* [What to produce] Output each line of the material exactly as it stands.

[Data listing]
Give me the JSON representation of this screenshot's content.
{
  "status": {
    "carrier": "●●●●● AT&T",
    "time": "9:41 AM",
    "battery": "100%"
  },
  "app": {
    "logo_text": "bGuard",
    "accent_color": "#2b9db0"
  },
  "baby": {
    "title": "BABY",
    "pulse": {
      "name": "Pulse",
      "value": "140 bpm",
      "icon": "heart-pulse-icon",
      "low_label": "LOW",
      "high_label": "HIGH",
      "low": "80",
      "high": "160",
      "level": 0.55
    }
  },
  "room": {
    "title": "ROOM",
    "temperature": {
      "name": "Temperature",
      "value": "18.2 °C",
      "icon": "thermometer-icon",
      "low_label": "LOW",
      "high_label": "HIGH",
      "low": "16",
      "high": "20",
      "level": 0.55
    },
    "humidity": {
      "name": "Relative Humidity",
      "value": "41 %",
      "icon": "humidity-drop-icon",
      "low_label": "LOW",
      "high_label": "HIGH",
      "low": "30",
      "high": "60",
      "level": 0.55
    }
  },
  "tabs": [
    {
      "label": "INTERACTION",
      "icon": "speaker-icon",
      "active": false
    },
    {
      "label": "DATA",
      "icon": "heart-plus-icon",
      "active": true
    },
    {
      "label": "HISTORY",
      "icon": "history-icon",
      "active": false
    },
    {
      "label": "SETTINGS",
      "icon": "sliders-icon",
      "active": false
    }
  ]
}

* [Result of the task]
Give me the JSON representation of this screenshot's content.
{
  "status": {
    "carrier": "●●●●● AT&T",
    "time": "9:41 AM",
    "battery": "100%"
  },
  "app": {
    "logo_text": "bGuard",
    "accent_color": "#2b9db0"
  },
  "baby": {
    "title": "BABY",
    "pulse": {
      "name": "Pulse",
      "value": "140 bpm",
      "icon": "heart-pulse-icon",
      "low_label": "LOW",
      "high_label": "HIGH",
      "low": "80",
      "high": "160",
      "level": 0.55
    }
  },
  "room": {
    "title": "ROOM",
    "temperature": {
      "name": "Temperature",
      "value": "18.2 °C",
      "icon": "thermometer-icon",
      "low_label": "LOW",
      "high_label": "HIGH",
      "low": "16",
      "high": "20",
      "level": 0.55
    },
    "humidity": {
      "name": "Relative Humidity",
      "value": "41 %",
      "icon": "humidity-drop-icon",
      "low_label": "LOW",
      "high_label": "HIGH",
      "low": "30",
      "high": "60",
      "level": 0.55
    }
  },
  "tabs": [
    {
      "label": "INTERACTION",
      "icon": "speaker-icon",
      "active": false
    },
    {
      "label": "DATA",
      "icon": "heart-plus-icon",
      "active": true
    },
    {
      "label": "HISTORY",
      "icon": "history-icon",
      "active": false
    },
    {
      "label": "SETTINGS",
      "icon": "sliders-icon",
      "active": false
    }
  ]
}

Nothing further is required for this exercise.